◆ **WHAT IS BEING ASKED**:
Tally up the lines carrying the string "rewarding" and respond with only the resulting number.
▼
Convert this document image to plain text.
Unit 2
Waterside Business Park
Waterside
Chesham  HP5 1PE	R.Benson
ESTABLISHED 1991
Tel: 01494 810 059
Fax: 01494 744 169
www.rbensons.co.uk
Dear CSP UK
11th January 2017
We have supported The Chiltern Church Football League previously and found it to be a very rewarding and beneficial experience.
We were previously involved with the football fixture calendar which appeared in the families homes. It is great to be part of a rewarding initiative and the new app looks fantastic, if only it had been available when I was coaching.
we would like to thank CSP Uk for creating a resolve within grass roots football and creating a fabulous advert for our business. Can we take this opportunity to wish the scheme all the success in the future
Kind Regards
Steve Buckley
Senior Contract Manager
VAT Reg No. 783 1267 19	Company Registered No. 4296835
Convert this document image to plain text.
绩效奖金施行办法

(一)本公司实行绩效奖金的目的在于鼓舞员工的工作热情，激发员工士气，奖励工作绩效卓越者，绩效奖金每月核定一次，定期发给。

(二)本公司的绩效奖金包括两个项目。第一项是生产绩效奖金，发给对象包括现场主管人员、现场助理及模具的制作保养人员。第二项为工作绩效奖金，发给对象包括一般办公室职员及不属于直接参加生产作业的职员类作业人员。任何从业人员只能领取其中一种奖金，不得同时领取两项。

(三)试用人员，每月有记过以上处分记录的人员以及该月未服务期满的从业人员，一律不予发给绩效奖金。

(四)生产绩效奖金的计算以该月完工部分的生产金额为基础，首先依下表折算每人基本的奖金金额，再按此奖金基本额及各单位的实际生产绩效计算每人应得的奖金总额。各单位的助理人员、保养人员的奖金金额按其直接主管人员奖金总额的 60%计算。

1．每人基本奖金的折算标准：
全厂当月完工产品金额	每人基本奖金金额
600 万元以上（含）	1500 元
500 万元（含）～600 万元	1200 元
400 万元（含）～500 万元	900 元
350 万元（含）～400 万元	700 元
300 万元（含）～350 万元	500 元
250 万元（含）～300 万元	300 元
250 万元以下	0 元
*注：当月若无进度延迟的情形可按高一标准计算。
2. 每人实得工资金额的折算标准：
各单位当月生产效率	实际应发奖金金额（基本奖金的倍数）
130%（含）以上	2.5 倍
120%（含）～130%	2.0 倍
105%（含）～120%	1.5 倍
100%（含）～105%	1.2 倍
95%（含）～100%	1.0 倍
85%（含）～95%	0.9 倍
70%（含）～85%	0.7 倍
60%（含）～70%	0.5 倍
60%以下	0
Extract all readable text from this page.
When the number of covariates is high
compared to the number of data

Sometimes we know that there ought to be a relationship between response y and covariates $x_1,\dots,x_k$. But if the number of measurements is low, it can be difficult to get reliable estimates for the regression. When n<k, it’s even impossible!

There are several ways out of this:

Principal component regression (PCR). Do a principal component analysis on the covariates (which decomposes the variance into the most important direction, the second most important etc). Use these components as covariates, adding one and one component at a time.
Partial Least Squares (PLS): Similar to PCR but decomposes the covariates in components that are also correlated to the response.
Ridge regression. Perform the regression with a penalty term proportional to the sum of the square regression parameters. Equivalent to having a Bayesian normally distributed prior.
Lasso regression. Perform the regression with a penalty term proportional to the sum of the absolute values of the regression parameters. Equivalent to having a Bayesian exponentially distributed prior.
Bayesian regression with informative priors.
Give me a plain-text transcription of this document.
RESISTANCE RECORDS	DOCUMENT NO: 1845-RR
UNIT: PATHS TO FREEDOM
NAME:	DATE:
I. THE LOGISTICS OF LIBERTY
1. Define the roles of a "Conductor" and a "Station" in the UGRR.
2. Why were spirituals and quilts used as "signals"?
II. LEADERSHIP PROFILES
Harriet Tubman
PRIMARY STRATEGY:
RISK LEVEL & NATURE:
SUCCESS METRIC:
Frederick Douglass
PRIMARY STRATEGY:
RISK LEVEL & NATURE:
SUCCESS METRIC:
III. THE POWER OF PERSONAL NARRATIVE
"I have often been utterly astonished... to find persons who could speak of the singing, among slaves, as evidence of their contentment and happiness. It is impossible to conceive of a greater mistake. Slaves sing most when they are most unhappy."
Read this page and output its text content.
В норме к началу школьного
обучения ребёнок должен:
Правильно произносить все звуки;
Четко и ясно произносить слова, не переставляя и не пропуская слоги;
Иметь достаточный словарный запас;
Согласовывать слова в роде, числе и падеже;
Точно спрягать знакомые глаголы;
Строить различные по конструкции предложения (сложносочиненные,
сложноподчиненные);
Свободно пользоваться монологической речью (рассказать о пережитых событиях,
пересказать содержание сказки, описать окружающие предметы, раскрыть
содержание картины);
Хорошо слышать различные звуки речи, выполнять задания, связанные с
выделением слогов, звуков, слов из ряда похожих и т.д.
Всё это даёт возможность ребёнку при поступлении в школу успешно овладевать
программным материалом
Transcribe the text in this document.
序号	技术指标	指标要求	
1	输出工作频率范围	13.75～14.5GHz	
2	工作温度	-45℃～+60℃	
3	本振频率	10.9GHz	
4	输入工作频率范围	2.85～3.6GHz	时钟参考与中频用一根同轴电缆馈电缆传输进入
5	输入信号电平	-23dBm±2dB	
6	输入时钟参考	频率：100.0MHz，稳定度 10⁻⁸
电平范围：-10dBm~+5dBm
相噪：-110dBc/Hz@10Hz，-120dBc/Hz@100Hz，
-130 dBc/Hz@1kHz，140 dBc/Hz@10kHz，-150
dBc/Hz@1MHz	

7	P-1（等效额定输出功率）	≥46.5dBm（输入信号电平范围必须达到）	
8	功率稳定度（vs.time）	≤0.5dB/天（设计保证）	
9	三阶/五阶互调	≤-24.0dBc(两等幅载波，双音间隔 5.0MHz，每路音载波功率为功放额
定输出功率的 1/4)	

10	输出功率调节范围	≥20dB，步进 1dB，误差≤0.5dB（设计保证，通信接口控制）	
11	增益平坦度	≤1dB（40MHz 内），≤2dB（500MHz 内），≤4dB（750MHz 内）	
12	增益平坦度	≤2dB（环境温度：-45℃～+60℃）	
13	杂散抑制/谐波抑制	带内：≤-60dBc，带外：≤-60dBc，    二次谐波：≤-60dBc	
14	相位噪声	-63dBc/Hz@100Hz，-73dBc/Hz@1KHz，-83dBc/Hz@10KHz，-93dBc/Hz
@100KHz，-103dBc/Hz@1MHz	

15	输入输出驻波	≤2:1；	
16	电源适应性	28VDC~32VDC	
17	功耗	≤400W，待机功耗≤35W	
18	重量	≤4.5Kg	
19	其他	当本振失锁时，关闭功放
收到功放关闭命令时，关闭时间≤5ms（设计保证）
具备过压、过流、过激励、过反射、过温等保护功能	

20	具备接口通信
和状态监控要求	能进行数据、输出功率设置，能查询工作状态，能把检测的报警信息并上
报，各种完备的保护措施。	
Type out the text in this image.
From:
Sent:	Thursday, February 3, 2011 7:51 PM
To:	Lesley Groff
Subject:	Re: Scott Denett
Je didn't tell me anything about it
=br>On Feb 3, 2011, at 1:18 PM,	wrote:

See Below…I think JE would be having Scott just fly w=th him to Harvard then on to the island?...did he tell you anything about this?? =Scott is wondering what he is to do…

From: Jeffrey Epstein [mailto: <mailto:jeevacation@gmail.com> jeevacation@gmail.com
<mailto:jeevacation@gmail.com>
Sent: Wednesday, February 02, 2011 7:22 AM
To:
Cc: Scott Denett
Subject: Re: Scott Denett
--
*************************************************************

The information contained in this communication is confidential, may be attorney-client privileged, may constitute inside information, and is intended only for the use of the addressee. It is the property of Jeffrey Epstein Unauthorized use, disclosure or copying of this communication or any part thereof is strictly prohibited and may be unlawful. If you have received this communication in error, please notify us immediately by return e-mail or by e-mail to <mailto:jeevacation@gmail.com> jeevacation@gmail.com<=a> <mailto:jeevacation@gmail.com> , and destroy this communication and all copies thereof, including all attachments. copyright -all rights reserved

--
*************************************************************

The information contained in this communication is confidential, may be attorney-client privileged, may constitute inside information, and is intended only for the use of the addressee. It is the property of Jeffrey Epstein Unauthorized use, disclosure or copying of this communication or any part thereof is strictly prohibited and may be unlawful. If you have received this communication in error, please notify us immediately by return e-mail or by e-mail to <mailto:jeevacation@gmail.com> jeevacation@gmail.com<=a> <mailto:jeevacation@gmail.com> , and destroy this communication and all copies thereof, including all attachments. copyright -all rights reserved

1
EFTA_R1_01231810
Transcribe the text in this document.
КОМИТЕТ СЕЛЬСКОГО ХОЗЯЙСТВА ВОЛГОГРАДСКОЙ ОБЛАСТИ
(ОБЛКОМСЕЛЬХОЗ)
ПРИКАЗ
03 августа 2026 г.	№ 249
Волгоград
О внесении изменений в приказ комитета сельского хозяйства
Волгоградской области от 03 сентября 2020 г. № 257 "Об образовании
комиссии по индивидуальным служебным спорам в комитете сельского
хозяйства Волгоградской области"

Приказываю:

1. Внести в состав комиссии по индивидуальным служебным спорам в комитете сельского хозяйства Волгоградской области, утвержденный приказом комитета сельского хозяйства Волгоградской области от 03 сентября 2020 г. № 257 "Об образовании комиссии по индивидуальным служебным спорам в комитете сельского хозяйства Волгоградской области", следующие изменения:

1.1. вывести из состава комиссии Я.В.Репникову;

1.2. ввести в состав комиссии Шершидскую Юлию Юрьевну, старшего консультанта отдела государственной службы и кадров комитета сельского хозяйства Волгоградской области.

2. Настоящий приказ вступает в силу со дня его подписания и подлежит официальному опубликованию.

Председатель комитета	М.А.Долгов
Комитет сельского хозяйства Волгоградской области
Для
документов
▲
◆ **FULL OUTPUT**:
2